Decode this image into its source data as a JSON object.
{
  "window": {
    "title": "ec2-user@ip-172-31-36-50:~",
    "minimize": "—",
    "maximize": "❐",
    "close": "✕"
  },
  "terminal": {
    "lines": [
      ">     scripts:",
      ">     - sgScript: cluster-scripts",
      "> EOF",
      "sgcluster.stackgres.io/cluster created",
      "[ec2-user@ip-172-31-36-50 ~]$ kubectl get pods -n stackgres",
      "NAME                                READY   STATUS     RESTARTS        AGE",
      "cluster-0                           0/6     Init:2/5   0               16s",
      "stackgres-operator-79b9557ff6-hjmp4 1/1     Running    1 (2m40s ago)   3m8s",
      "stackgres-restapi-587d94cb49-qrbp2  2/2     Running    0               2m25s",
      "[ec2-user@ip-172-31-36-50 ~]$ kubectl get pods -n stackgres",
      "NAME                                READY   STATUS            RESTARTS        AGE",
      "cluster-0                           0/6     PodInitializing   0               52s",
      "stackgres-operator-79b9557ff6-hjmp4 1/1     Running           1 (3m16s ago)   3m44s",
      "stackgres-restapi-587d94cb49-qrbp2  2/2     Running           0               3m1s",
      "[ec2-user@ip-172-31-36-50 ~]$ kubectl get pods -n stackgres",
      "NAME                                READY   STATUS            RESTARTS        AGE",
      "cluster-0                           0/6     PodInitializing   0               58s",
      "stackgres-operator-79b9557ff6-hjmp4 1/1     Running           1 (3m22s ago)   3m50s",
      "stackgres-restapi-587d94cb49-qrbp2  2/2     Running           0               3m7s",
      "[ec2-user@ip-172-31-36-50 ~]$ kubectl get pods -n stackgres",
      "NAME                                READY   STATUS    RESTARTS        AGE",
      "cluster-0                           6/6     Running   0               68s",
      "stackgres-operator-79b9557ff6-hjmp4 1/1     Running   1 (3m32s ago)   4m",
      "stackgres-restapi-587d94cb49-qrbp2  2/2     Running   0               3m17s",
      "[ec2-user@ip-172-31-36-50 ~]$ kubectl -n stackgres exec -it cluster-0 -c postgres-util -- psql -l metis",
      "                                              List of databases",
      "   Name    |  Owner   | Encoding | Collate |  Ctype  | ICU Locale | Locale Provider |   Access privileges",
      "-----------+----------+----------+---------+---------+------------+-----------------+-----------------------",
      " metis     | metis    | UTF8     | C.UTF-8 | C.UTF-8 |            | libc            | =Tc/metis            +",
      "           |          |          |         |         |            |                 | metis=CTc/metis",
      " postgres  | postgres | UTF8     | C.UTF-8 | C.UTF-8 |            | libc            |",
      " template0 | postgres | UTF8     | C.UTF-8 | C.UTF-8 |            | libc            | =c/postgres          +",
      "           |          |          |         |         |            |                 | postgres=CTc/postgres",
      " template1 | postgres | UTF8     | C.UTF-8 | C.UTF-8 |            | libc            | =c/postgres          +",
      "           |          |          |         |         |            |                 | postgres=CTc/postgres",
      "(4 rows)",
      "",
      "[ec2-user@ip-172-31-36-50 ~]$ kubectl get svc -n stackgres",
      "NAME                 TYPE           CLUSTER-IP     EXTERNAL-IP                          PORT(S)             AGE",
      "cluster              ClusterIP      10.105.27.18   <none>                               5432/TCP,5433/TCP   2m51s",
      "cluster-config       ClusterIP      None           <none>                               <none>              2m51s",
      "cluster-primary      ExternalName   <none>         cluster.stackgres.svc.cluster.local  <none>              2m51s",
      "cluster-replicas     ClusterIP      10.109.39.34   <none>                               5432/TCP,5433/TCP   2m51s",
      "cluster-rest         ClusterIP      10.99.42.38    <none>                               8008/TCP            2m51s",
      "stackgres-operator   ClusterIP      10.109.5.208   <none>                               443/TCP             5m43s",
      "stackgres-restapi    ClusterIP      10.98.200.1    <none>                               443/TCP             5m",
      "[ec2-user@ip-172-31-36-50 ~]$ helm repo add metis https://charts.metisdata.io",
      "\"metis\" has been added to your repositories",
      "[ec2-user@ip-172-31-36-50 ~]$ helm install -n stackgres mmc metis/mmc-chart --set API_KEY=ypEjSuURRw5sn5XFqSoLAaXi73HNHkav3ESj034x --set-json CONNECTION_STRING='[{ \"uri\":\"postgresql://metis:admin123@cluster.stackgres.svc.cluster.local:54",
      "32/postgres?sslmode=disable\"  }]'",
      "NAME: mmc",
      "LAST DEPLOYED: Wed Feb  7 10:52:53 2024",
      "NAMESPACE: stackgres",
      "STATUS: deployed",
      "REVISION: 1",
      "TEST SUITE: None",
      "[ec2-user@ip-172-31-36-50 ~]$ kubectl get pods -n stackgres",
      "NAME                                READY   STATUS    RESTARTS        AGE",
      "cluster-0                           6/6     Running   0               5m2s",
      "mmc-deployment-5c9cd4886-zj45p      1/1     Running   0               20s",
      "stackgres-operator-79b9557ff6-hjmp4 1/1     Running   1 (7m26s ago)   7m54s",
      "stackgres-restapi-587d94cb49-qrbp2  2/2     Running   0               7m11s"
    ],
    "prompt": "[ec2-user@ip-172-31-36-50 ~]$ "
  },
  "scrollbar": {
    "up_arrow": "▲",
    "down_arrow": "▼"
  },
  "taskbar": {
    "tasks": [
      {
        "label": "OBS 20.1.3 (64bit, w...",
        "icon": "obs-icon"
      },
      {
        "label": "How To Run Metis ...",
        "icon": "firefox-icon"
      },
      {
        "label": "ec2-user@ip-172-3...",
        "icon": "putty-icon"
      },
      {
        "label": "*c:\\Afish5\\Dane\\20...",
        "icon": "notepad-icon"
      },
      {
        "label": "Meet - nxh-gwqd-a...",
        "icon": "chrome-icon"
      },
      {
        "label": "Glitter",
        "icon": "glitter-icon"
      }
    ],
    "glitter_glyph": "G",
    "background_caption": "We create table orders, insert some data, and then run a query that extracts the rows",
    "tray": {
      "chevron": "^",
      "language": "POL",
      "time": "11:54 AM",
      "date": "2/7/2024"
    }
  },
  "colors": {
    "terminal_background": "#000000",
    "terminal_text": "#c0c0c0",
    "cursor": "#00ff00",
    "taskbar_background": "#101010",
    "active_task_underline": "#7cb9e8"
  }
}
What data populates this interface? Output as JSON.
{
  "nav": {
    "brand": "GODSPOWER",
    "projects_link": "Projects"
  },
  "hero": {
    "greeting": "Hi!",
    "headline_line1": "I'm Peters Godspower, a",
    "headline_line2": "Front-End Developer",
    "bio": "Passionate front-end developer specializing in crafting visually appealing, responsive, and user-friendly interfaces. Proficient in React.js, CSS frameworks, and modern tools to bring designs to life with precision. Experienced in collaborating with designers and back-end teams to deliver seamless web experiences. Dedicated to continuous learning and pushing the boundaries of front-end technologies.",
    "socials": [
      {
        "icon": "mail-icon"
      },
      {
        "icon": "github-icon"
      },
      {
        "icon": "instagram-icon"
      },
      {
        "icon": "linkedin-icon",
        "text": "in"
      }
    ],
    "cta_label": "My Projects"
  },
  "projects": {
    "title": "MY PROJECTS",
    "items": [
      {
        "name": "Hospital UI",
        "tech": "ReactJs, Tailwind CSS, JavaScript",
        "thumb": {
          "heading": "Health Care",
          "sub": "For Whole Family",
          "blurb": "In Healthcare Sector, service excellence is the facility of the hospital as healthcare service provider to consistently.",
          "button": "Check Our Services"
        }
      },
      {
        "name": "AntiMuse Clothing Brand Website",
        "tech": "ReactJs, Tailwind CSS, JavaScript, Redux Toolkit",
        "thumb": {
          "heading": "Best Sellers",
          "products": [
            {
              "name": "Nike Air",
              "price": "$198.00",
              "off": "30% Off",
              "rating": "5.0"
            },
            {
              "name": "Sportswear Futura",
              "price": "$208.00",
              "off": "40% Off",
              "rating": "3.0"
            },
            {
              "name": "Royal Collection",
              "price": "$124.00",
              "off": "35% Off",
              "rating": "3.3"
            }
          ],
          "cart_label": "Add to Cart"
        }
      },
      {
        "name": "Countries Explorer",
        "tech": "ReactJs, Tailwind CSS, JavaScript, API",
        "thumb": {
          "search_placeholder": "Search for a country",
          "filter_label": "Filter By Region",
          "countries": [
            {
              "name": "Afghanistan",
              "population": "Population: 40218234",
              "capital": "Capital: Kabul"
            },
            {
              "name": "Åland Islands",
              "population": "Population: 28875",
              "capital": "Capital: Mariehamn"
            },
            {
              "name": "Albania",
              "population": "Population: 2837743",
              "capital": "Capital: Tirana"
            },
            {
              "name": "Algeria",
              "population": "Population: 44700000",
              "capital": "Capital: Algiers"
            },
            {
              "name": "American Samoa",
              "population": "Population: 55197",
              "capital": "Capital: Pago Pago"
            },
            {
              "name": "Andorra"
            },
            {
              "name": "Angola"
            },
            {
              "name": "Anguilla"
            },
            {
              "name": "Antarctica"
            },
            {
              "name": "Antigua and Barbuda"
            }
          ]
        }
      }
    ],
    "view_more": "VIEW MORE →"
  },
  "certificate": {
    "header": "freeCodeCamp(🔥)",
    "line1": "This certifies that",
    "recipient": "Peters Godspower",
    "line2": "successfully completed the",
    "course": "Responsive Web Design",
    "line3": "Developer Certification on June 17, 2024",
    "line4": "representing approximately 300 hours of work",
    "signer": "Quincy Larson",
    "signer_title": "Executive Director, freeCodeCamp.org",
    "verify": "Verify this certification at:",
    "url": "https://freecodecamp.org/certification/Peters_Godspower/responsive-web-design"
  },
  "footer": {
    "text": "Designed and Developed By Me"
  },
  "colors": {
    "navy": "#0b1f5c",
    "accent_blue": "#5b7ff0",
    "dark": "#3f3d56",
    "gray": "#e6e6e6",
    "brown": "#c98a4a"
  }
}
.....
_BRIEF_:
Report the number of lines in the entries above that include the string "Population". Give nothing but the number.

_PROBLEM SOLUTION_:
5